Each entry below is to be transcribed exactly.

━━━━━ Source records

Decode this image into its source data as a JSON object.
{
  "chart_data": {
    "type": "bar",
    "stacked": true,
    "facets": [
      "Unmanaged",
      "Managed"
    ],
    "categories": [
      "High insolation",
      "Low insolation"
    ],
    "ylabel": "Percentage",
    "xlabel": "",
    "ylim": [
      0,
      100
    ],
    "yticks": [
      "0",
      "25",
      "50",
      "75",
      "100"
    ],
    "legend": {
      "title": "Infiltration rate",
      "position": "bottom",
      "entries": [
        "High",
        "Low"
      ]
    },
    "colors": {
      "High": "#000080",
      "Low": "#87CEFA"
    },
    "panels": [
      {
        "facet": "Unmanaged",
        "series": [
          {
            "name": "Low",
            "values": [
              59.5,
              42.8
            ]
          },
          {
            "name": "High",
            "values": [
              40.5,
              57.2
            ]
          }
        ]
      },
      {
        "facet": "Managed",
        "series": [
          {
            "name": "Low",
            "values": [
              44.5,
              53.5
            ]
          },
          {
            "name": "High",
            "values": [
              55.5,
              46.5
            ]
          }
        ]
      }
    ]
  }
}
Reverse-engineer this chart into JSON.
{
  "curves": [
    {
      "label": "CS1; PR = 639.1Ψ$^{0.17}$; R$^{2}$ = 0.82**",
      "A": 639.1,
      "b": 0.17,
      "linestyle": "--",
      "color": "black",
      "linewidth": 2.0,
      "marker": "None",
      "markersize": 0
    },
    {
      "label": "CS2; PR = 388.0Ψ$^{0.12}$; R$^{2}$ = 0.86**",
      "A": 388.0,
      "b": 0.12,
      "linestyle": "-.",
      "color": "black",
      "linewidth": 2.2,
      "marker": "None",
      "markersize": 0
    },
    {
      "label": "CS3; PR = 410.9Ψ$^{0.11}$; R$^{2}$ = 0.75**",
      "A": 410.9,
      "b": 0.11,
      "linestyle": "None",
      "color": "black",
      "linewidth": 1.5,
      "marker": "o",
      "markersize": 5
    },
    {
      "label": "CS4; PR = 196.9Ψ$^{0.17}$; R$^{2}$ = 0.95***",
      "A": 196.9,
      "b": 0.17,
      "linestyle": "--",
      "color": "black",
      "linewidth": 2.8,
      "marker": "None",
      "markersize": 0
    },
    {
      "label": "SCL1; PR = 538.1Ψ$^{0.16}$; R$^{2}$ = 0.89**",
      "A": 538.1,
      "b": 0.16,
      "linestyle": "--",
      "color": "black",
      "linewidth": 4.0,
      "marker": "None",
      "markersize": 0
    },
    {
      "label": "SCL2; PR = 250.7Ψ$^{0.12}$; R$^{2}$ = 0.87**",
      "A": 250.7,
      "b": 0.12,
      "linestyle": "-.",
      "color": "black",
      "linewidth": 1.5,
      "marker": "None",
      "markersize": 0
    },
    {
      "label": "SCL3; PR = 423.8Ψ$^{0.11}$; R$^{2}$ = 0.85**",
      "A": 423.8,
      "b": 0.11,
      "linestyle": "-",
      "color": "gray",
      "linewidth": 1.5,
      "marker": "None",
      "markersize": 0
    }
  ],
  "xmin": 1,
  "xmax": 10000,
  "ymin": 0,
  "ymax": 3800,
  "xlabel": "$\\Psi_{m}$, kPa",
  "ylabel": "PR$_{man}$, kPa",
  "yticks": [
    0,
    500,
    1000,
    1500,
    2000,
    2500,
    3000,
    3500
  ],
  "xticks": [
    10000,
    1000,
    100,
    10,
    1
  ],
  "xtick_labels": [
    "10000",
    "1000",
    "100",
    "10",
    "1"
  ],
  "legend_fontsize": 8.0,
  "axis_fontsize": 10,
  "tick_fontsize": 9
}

━━━━━━━━━━

• [Reply to the task]:
Decode this image into its source data as a JSON object.
{
  "chart_data": {
    "type": "bar",
    "stacked": true,
    "facets": [
      "Unmanaged",
      "Managed"
    ],
    "categories": [
      "High insolation",
      "Low insolation"
    ],
    "ylabel": "Percentage",
    "xlabel": "",
    "ylim": [
      0,
      100
    ],
    "yticks": [
      "0",
      "25",
      "50",
      "75",
      "100"
    ],
    "legend": {
      "title": "Infiltration rate",
      "position": "bottom",
      "entries": [
        "High",
        "Low"
      ]
    },
    "colors": {
      "High": "#000080",
      "Low": "#87CEFA"
    },
    "panels": [
      {
        "facet": "Unmanaged",
        "series": [
          {
            "name": "Low",
            "values": [
              59.5,
              42.8
            ]
          },
          {
            "name": "High",
            "values": [
              40.5,
              57.2
            ]
          }
        ]
      },
      {
        "facet": "Managed",
        "series": [
          {
            "name": "Low",
            "values": [
              44.5,
              53.5
            ]
          },
          {
            "name": "High",
            "values": [
              55.5,
              46.5
            ]
          }
        ]
      }
    ]
  }
}
Reverse-engineer this chart into JSON.
{
  "curves": [
    {
      "label": "CS1; PR = 639.1Ψ$^{0.17}$; R$^{2}$ = 0.82**",
      "A": 639.1,
      "b": 0.17,
      "linestyle": "--",
      "color": "black",
      "linewidth": 2.0,
      "marker": "None",
      "markersize": 0
    },
    {
      "label": "CS2; PR = 388.0Ψ$^{0.12}$; R$^{2}$ = 0.86**",
      "A": 388.0,
      "b": 0.12,
      "linestyle": "-.",
      "color": "black",
      "linewidth": 2.2,
      "marker": "None",
      "markersize": 0
    },
    {
      "label": "CS3; PR = 410.9Ψ$^{0.11}$; R$^{2}$ = 0.75**",
      "A": 410.9,
      "b": 0.11,
      "linestyle": "None",
      "color": "black",
      "linewidth": 1.5,
      "marker": "o",
      "markersize": 5
    },
    {
      "label": "CS4; PR = 196.9Ψ$^{0.17}$; R$^{2}$ = 0.95***",
      "A": 196.9,
      "b": 0.17,
      "linestyle": "--",
      "color": "black",
      "linewidth": 2.8,
      "marker": "None",
      "markersize": 0
    },
    {
      "label": "SCL1; PR = 538.1Ψ$^{0.16}$; R$^{2}$ = 0.89**",
      "A": 538.1,
      "b": 0.16,
      "linestyle": "--",
      "color": "black",
      "linewidth": 4.0,
      "marker": "None",
      "markersize": 0
    },
    {
      "label": "SCL2; PR = 250.7Ψ$^{0.12}$; R$^{2}$ = 0.87**",
      "A": 250.7,
      "b": 0.12,
      "linestyle": "-.",
      "color": "black",
      "linewidth": 1.5,
      "marker": "None",
      "markersize": 0
    },
    {
      "label": "SCL3; PR = 423.8Ψ$^{0.11}$; R$^{2}$ = 0.85**",
      "A": 423.8,
      "b": 0.11,
      "linestyle": "-",
      "color": "gray",
      "linewidth": 1.5,
      "marker": "None",
      "markersize": 0
    }
  ],
  "xmin": 1,
  "xmax": 10000,
  "ymin": 0,
  "ymax": 3800,
  "xlabel": "$\\Psi_{m}$, kPa",
  "ylabel": "PR$_{man}$, kPa",
  "yticks": [
    0,
    500,
    1000,
    1500,
    2000,
    2500,
    3000,
    3500
  ],
  "xticks": [
    10000,
    1000,
    100,
    10,
    1
  ],
  "xtick_labels": [
    "10000",
    "1000",
    "100",
    "10",
    "1"
  ],
  "legend_fontsize": 8.0,
  "axis_fontsize": 10,
  "tick_fontsize": 9
}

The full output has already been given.